Exercise instructions: Pick out the lines below that include the string "simbolo".

--------------------

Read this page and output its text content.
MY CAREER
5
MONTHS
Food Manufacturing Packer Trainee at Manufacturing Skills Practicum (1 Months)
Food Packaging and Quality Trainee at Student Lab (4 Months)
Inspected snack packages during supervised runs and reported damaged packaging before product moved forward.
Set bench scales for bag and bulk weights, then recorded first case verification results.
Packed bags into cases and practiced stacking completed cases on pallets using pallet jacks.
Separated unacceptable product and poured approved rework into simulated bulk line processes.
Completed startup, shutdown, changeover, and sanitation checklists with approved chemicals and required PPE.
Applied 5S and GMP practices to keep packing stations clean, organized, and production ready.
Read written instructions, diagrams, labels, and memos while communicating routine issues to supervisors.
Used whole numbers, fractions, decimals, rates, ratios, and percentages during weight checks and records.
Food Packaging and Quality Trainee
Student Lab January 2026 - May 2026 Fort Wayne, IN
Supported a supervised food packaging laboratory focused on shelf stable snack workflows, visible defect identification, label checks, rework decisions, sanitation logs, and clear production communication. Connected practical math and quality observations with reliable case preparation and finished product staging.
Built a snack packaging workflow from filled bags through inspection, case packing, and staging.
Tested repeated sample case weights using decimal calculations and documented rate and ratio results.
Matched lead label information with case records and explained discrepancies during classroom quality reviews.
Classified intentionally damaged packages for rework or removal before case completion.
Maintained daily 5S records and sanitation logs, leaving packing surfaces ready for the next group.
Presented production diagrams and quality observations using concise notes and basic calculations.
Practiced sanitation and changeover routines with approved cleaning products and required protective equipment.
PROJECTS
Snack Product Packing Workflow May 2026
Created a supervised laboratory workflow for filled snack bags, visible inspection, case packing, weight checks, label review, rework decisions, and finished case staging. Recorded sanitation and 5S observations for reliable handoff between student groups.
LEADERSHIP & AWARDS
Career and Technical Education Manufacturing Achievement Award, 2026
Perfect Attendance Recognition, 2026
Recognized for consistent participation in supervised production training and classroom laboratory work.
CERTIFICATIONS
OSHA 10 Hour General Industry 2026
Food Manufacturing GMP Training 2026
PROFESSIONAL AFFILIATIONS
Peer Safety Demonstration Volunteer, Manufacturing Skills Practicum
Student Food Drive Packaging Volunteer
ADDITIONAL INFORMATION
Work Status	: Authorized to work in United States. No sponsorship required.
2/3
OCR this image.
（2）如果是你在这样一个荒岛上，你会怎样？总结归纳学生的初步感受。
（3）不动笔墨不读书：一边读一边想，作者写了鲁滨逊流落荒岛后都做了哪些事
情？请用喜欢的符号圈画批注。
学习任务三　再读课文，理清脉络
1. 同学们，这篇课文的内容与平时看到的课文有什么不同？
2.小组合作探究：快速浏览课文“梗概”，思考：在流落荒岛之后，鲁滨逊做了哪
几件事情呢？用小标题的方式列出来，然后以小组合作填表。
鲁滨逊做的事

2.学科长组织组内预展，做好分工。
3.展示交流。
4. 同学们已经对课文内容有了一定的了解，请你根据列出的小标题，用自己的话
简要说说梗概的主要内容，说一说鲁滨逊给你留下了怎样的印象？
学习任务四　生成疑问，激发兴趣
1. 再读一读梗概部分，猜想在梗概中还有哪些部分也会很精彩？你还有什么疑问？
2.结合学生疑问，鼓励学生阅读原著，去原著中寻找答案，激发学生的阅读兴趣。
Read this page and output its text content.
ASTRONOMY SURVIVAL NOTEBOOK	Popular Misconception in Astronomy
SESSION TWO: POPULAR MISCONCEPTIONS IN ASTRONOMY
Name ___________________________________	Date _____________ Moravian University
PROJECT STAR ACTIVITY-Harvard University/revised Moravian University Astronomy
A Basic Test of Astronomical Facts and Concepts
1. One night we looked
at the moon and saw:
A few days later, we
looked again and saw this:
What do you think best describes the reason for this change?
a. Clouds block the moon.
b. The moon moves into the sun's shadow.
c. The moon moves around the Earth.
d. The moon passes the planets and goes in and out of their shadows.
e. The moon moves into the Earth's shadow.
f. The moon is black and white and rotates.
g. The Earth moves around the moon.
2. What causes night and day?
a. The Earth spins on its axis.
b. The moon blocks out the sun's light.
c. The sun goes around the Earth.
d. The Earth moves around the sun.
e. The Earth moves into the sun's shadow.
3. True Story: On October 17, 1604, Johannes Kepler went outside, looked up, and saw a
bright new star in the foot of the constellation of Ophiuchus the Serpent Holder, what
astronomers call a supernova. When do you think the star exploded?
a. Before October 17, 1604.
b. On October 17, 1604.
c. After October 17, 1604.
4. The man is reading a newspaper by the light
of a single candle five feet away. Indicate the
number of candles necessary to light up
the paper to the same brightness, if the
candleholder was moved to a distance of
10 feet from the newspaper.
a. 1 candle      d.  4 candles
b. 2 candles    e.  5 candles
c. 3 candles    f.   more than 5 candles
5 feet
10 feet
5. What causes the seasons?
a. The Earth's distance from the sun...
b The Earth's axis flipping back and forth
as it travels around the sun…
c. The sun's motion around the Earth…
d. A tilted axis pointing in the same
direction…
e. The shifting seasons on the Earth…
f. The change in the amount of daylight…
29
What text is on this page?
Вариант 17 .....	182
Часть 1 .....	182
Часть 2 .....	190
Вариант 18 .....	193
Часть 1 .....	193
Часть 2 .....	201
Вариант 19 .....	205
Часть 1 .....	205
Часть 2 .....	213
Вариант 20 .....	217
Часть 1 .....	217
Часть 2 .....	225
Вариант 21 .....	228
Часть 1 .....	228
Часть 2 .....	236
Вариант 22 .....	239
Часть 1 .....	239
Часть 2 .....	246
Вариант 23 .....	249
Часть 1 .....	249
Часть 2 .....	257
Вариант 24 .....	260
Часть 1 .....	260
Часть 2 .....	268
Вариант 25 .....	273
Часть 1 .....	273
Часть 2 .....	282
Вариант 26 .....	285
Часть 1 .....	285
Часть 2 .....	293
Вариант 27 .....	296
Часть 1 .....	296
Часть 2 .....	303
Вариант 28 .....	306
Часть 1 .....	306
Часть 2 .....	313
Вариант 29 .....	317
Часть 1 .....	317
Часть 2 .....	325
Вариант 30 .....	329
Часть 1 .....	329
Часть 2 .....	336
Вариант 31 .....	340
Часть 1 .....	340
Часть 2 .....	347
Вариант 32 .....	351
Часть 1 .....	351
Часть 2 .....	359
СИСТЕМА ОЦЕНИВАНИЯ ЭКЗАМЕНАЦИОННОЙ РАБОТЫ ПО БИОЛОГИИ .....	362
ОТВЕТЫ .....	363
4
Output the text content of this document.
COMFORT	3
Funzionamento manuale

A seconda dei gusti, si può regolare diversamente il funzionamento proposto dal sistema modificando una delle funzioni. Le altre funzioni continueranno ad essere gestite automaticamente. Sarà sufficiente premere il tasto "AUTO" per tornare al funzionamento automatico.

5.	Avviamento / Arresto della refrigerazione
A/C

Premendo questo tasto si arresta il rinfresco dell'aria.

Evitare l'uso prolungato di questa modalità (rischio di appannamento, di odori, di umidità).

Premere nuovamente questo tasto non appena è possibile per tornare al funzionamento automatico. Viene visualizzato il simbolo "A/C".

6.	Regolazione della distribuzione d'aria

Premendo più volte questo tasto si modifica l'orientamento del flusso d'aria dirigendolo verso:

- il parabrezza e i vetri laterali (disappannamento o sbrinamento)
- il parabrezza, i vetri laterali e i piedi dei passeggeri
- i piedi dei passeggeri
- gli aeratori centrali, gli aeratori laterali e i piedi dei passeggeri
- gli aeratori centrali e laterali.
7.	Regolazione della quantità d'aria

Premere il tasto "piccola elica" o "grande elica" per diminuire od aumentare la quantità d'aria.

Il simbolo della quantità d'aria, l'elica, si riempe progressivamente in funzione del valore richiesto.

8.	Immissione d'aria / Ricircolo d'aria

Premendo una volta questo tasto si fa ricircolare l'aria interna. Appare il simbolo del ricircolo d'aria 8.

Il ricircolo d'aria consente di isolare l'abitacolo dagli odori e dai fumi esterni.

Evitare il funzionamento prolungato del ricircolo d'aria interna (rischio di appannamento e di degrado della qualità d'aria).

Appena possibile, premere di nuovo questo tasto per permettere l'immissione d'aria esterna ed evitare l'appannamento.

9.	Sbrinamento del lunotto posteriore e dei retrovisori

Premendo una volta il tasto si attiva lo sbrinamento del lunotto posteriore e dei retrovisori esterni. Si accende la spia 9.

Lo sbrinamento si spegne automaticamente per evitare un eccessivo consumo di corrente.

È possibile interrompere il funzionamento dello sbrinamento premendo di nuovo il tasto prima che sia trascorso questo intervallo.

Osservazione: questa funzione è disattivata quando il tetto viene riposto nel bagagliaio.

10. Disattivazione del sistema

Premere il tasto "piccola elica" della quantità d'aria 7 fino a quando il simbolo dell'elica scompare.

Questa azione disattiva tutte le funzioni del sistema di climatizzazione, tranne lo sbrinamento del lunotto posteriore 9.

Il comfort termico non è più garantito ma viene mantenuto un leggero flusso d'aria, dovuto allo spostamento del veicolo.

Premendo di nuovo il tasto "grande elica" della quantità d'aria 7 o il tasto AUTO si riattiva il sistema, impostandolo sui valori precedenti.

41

--------------------

Exercise output:
Premere nuovamente questo tasto non appena è possibile per tornare al funzionamento automatico. Viene visualizzato il simbolo "A/C".
Il simbolo della quantità d'aria, l'elica, si riempe progressivamente in funzione del valore richiesto.
Premendo una volta questo tasto si fa ricircolare l'aria interna. Appare il simbolo del ricircolo d'aria 8.
Premere il tasto "piccola elica" della quantità d'aria 7 fino a quando il simbolo dell'elica scompare.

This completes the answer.